- **EXTRACTED TEXT**
* start *
The Chairman of the United Bank for Africa Plc, Mr. Tony Elumelu, has strongly commended the Federal Government and the Central Bank of Nigeria (CBN) for their efforts in stimulating the Nigerian economy, and bringing to bear a coordinated policy response that will positively jumpstart the Nigerian economy.

According to Mr Elumelu, recent actions by the Federal Government, including greater liquidity in the foreign exchange markets, have already had a positive impact on the economy, giving Nigerians and foreign investors alike hope that the nation’s economy is on the road to recovery.

Speaking during 55th Annual General Meeting of the United Bank for Africa Plc, Elumelu said, “I would like to commend the Federal Government of Nigeria and President Buhari on the launch of the economic recovery programme. The Economic Recovery and Growth Plan is a robust call to action and we look forward to its rapid implementation. We were honoured to be consulted before the launch, and I believe, as a significant investor in Nigeria, that if we all give our support to the programme, the country will quickly recover.”

Mr Elumelu added that the CBN had also implemented decisions that have helped strengthen the nation’s economy. “I also commend the CBN for the decisive way they have been managing the economy, especially the way the foreign exchange regime is responding to their targeted intervention.”
* end *
(Element and coordinate records)
* start *
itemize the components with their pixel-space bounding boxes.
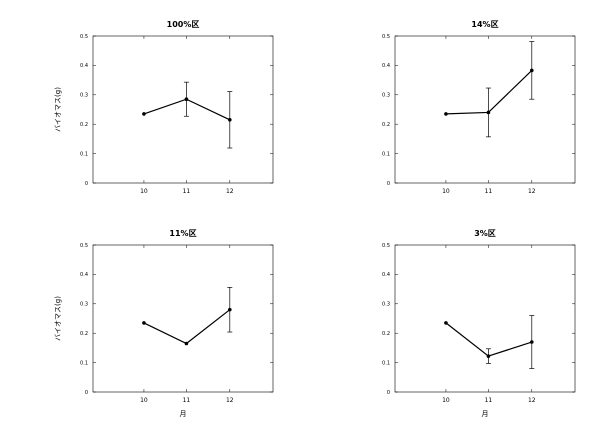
- series-line: [445, 322, 532, 357]
- series-line: [143, 309, 231, 345]
- y-tick-label: 0.1: [80, 360, 88, 366]
- x-tick-label: 10: [140, 397, 148, 404]
- panel-title: 100%区: [167, 20, 200, 29]
- y-tick-label: 0: [387, 390, 390, 396]
- y-tick-label: 0.3: [80, 93, 88, 99]
- chart-panel-3: 11%区 0 0.1 0.2 0.3 0.4 0.5 10 11 12 バイオマス(g) 月: [54, 229, 274, 418]
- chart-panel-4: 3%区 0 0.1 0.2 0.3 0.4 0.5 10 11 12 月: [382, 229, 576, 418]
- x-tick-label: 11: [485, 397, 493, 404]
- x-tick-label: 11: [183, 397, 191, 404]
- plot-frame: [92, 244, 274, 393]
- data-point: [184, 97, 189, 102]
- y-tick-label: 0.5: [80, 243, 88, 249]
- y-tick-label: 0: [85, 181, 88, 187]
- chart-panel-2: 14%区 0 0.1 0.2 0.3 0.4 0.5 10 11 12: [382, 20, 576, 195]
- y-tick-label: 0.2: [382, 122, 390, 128]
- data-point: [142, 112, 146, 116]
- data-point: [228, 307, 232, 312]
- x-tick-label: 10: [442, 188, 450, 195]
- y-axis-label: バイオマス(g): [54, 296, 62, 341]
- y-tick-label: 0: [387, 181, 390, 187]
- plot-frame: [394, 244, 576, 393]
- y-tick-label: 0.2: [80, 331, 88, 337]
- plot-frame: [92, 35, 274, 184]
- y-tick-label: 0.3: [382, 302, 390, 308]
- x-tick-label: 10: [442, 397, 450, 404]
- x-tick-label: 12: [528, 397, 536, 404]
- series-line: [445, 69, 533, 115]
- x-tick-label: 12: [226, 188, 234, 195]
- data-point: [486, 110, 491, 115]
- y-tick-label: 0.1: [382, 151, 390, 157]
- data-point: [444, 112, 448, 116]
- y-tick-label: 0: [85, 390, 88, 396]
- y-tick-label: 0.4: [80, 63, 88, 69]
- y-tick-label: 0.2: [382, 331, 390, 337]
- chart-panel-1: 100%区 0 0.1 0.2 0.3 0.4 0.5 10 11 12 バイオマス(g): [54, 20, 274, 195]
- data-point: [530, 68, 534, 73]
- x-axis-label: 月: [482, 410, 489, 418]
- series-line: [143, 98, 231, 121]
- data-point: [184, 341, 189, 346]
- x-axis-label: 月: [180, 410, 187, 418]
- data-point: [444, 321, 448, 325]
- data-point: [228, 117, 232, 122]
- y-tick-label: 0.2: [80, 122, 88, 128]
- y-tick-label: 0.1: [80, 151, 88, 157]
- y-tick-label: 0.3: [382, 93, 390, 99]
- x-tick-label: 12: [226, 397, 234, 404]
- y-tick-label: 0.4: [382, 272, 390, 278]
- y-tick-label: 0.4: [382, 63, 390, 69]
- y-tick-label: 0.1: [382, 360, 390, 366]
- y-tick-label: 0.5: [382, 34, 390, 40]
- y-tick-label: 0.5: [80, 34, 88, 40]
- y-axis-label: バイオマス(g): [54, 87, 62, 132]
- panel-title: 11%区: [169, 229, 196, 238]
- x-tick-label: 11: [183, 188, 191, 195]
- plot-frame: [394, 35, 576, 184]
- data-point: [486, 354, 491, 358]
- data-point: [530, 340, 534, 344]
- x-tick-label: 10: [140, 188, 148, 195]
- data-point: [142, 321, 146, 325]
- x-tick-label: 12: [528, 188, 536, 195]
- y-tick-label: 0.5: [382, 243, 390, 249]
- panel-title: 14%区: [471, 20, 498, 29]
- panel-title: 3%区: [474, 229, 496, 238]
- y-tick-label: 0.4: [80, 272, 88, 278]
- y-tick-label: 0.3: [80, 302, 88, 308]
- x-tick-label: 11: [485, 188, 493, 195]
* end *
Resume the article on Tony Elumelu's praise of Nigeria's economic policies, carrying it on after its final sentence. This material stands on its own and is separate from everything else on the page.

The UBA Group Chairman used the opportunity to highlight the Group’s commitment to customer service. Our Customer First programme is central to the Bank’s ambition to be the Bank of choice for all Africans. He also applauded staff and shareholders on the performance of the Bank and for their loyalty, adding that the results show that UBA had made a wise decision, by investing in other African countries outside of Nigeria.

Addressing the shareholders at the AGM he said: “Many said we are too bold in ambitions in Africa. It is clear from these results that our strategy has been proved correct. I want you to know that by investing in UBA, you have diversified your portfolio, you have not just invested in a Nigerian bank, but have invested in a bank with earnings now coming from across Africa”.

Mr Elumelu also praised UBA’s new leadership team. “Last year we had a leadership change and a new CEO, Kennedy Uzoka was appointed, which we are formally introducing today. Let me say that Kennedy and his team have hit the ground running. At the board level, we are extremely impressed by the financial performance that they are already delivering. We all have great faith in their ability to deliver.”

Group Managing Director/Chief Executive Officer, UBA Plc, Mr. Kennedy Uzoka said: “As we deliver our Customer First Philosophy, we are approaching 2017 with stronger optimism, especially with the outlook remaining positive in most of our markets. We are aware of the macro economic challenges, competition and constantly changing customer preferences. However, we believe we are well equipped to win in the market. We will further develop our unique Pan- African platform to improve productivity, extract efficiency gains and grow our share of customers’ wallet across all business lines and markets. We will continue to build on our strong governance culture, zero-tolerance for infractions and transparency in furthering our frontiers of leadership in the African market.”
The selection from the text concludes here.